**What is being asked:** Search the records that follow and extract every line containing the string "orientation".

___ Working data

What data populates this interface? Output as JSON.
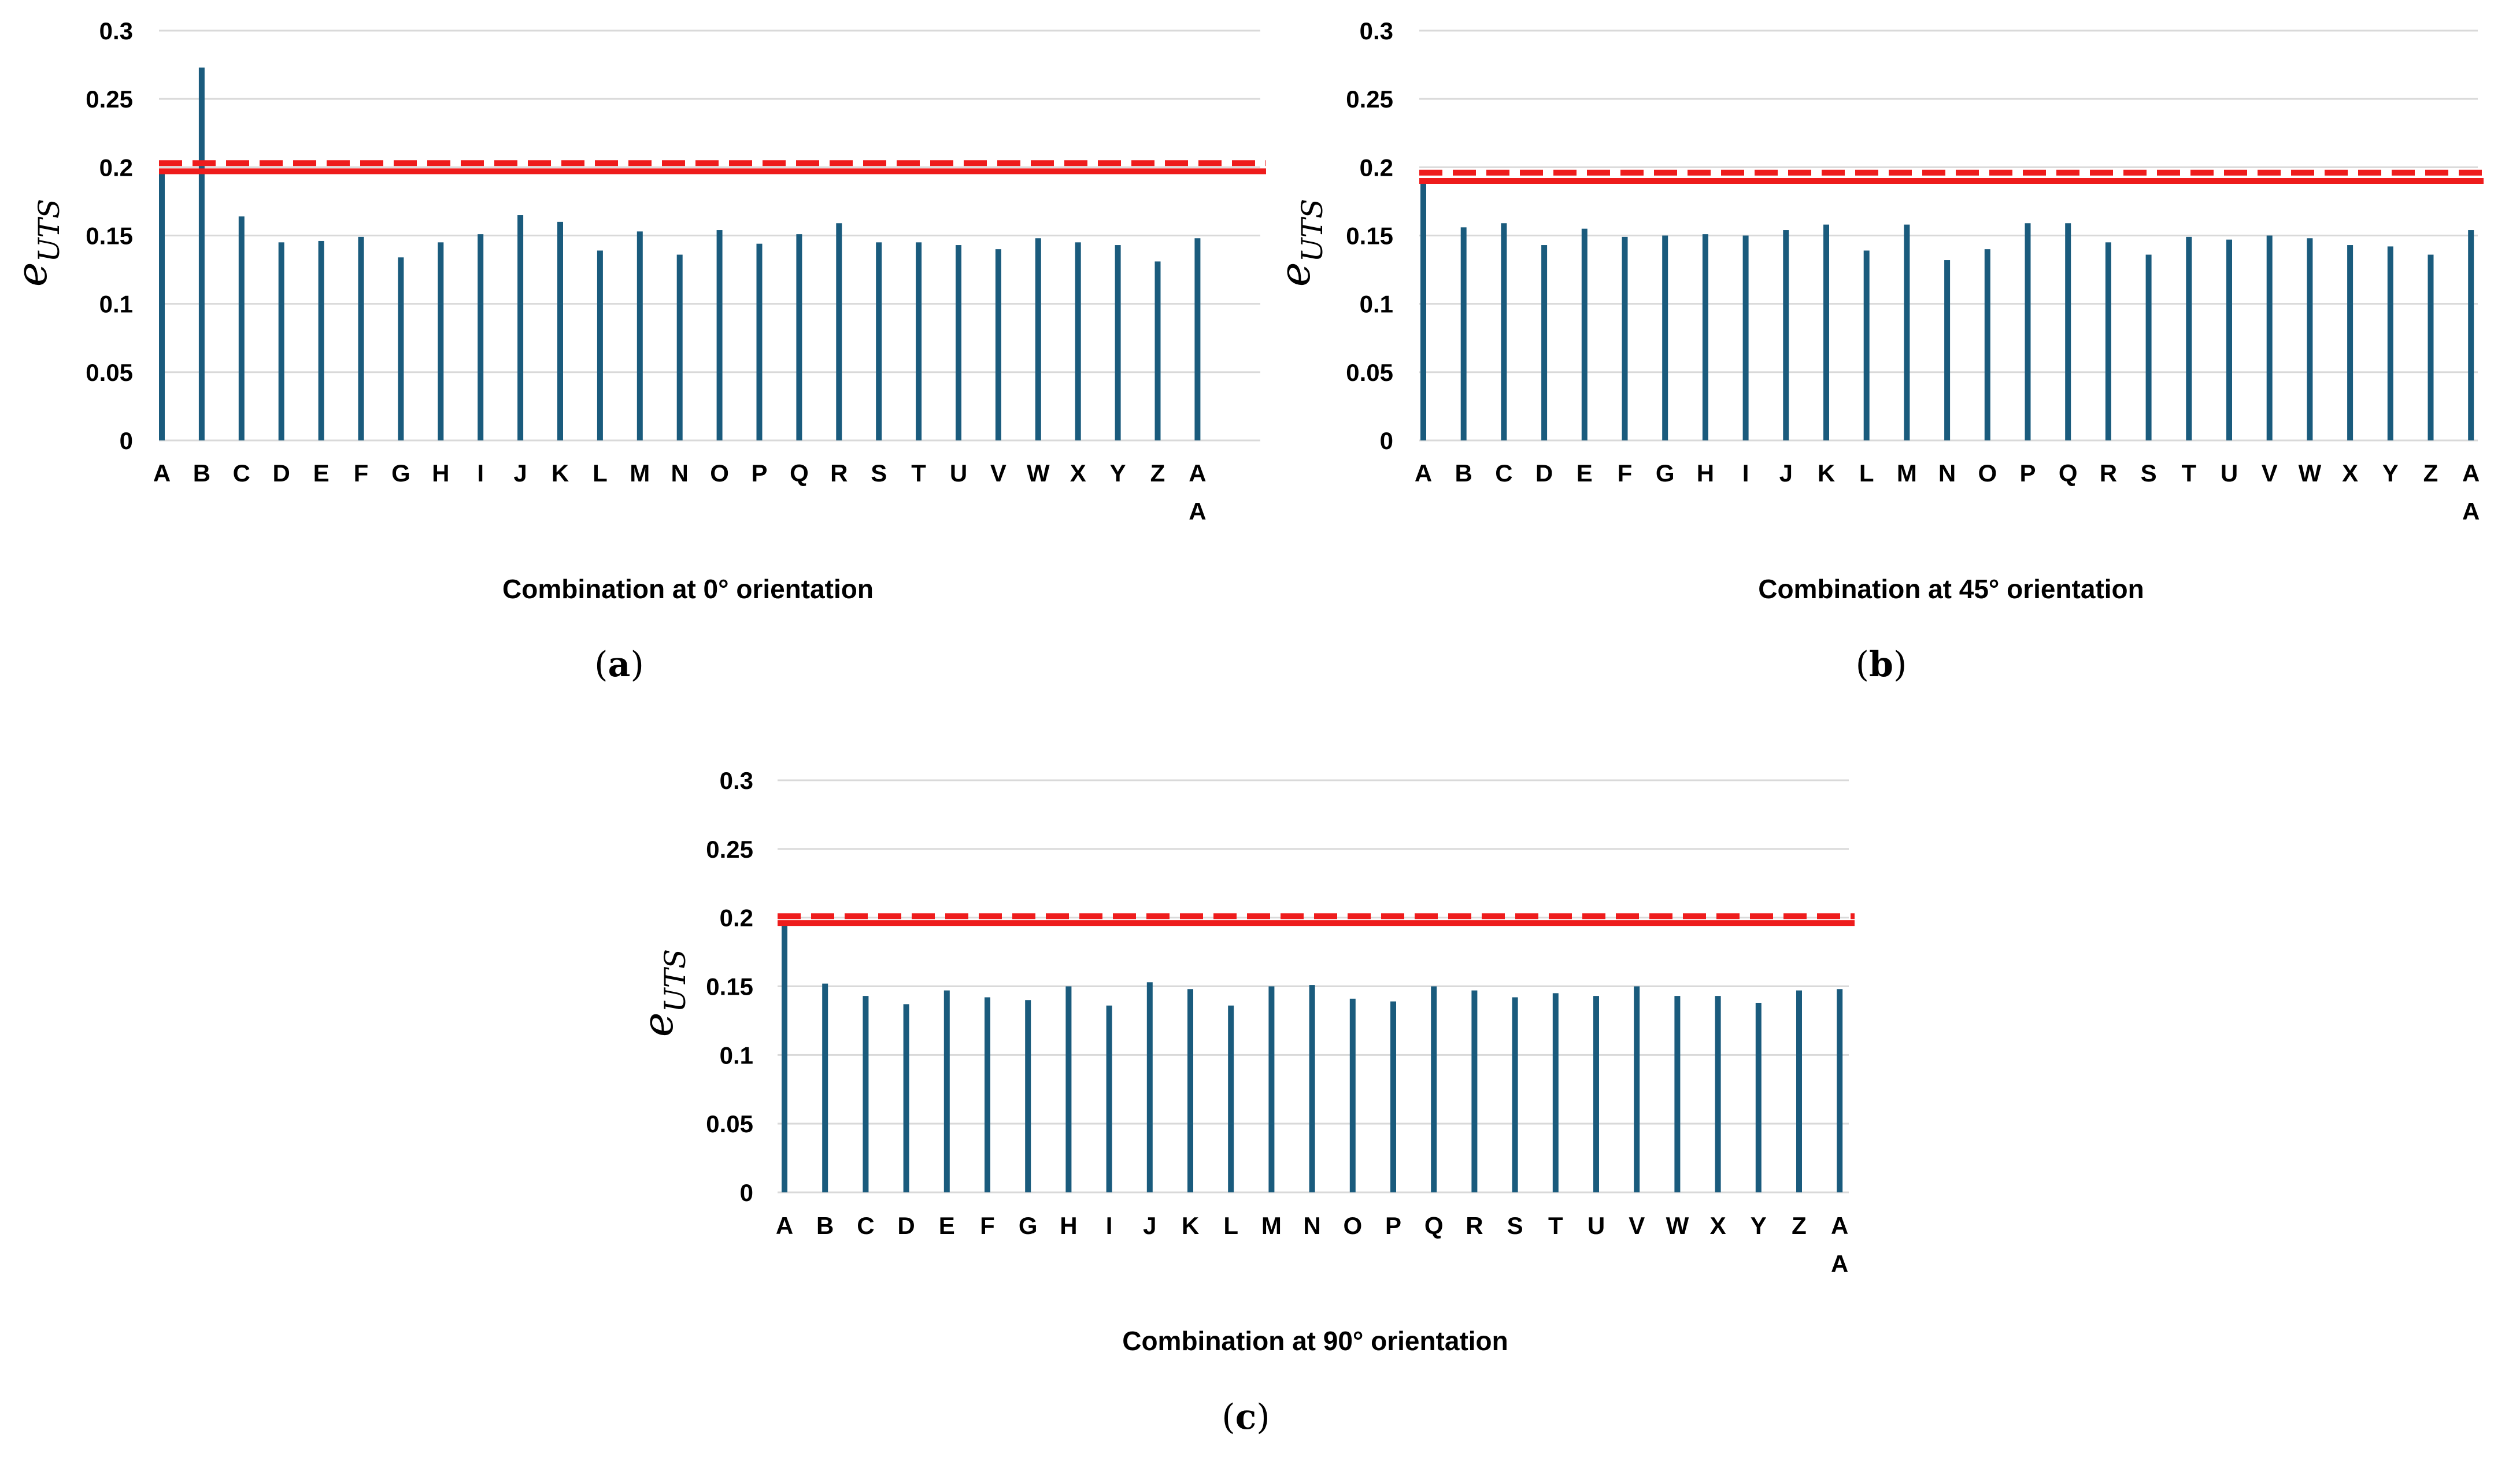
{
  "colors": {
    "bar": "#1a5b7d",
    "reference": "#ee1c1c",
    "grid": "#d9d9d9"
  },
  "chart_data": [
    {
      "type": "bar",
      "panel_label": "a",
      "categories": [
        "A",
        "B",
        "C",
        "D",
        "E",
        "F",
        "G",
        "H",
        "I",
        "J",
        "K",
        "L",
        "M",
        "N",
        "O",
        "P",
        "Q",
        "R",
        "S",
        "T",
        "U",
        "V",
        "W",
        "X",
        "Y",
        "Z",
        "AA"
      ],
      "values": [
        0.197,
        0.273,
        0.164,
        0.145,
        0.146,
        0.149,
        0.134,
        0.145,
        0.151,
        0.165,
        0.16,
        0.139,
        0.153,
        0.136,
        0.154,
        0.144,
        0.151,
        0.159,
        0.145,
        0.145,
        0.143,
        0.14,
        0.148,
        0.145,
        0.143,
        0.131,
        0.148
      ],
      "reference_lines": [
        {
          "value": 0.197,
          "style": "solid"
        },
        {
          "value": 0.203,
          "style": "dashed"
        }
      ],
      "xlabel": "Combination at 0° orientation",
      "ylabel": "e",
      "ylabel_sub": "UTS",
      "ylim": [
        0,
        0.3
      ],
      "yticks": [
        "0",
        "0.05",
        "0.1",
        "0.15",
        "0.2",
        "0.25",
        "0.3"
      ],
      "grid": true
    },
    {
      "type": "bar",
      "panel_label": "b",
      "categories": [
        "A",
        "B",
        "C",
        "D",
        "E",
        "F",
        "G",
        "H",
        "I",
        "J",
        "K",
        "L",
        "M",
        "N",
        "O",
        "P",
        "Q",
        "R",
        "S",
        "T",
        "U",
        "V",
        "W",
        "X",
        "Y",
        "Z",
        "AA"
      ],
      "values": [
        0.19,
        0.156,
        0.159,
        0.143,
        0.155,
        0.149,
        0.15,
        0.151,
        0.15,
        0.154,
        0.158,
        0.139,
        0.158,
        0.132,
        0.14,
        0.159,
        0.159,
        0.145,
        0.136,
        0.149,
        0.147,
        0.15,
        0.148,
        0.143,
        0.142,
        0.136,
        0.154
      ],
      "reference_lines": [
        {
          "value": 0.19,
          "style": "solid"
        },
        {
          "value": 0.196,
          "style": "dashed"
        }
      ],
      "xlabel": "Combination at 45° orientation",
      "ylabel": "e",
      "ylabel_sub": "UTS",
      "ylim": [
        0,
        0.3
      ],
      "yticks": [
        "0",
        "0.05",
        "0.1",
        "0.15",
        "0.2",
        "0.25",
        "0.3"
      ],
      "grid": true
    },
    {
      "type": "bar",
      "panel_label": "c",
      "categories": [
        "A",
        "B",
        "C",
        "D",
        "E",
        "F",
        "G",
        "H",
        "I",
        "J",
        "K",
        "L",
        "M",
        "N",
        "O",
        "P",
        "Q",
        "R",
        "S",
        "T",
        "U",
        "V",
        "W",
        "X",
        "Y",
        "Z",
        "AA"
      ],
      "values": [
        0.196,
        0.152,
        0.143,
        0.137,
        0.147,
        0.142,
        0.14,
        0.15,
        0.136,
        0.153,
        0.148,
        0.136,
        0.15,
        0.151,
        0.141,
        0.139,
        0.15,
        0.147,
        0.142,
        0.145,
        0.143,
        0.15,
        0.143,
        0.143,
        0.138,
        0.147,
        0.148
      ],
      "reference_lines": [
        {
          "value": 0.196,
          "style": "solid"
        },
        {
          "value": 0.201,
          "style": "dashed"
        }
      ],
      "xlabel": "Combination at 90° orientation",
      "ylabel": "e",
      "ylabel_sub": "UTS",
      "ylim": [
        0,
        0.3
      ],
      "yticks": [
        "0",
        "0.05",
        "0.1",
        "0.15",
        "0.2",
        "0.25",
        "0.3"
      ],
      "grid": true
    }
  ]
}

______

**Answer to this problem:**
      "xlabel": "Combination at 0° orientation",
      "xlabel": "Combination at 45° orientation",
      "xlabel": "Combination at 90° orientation",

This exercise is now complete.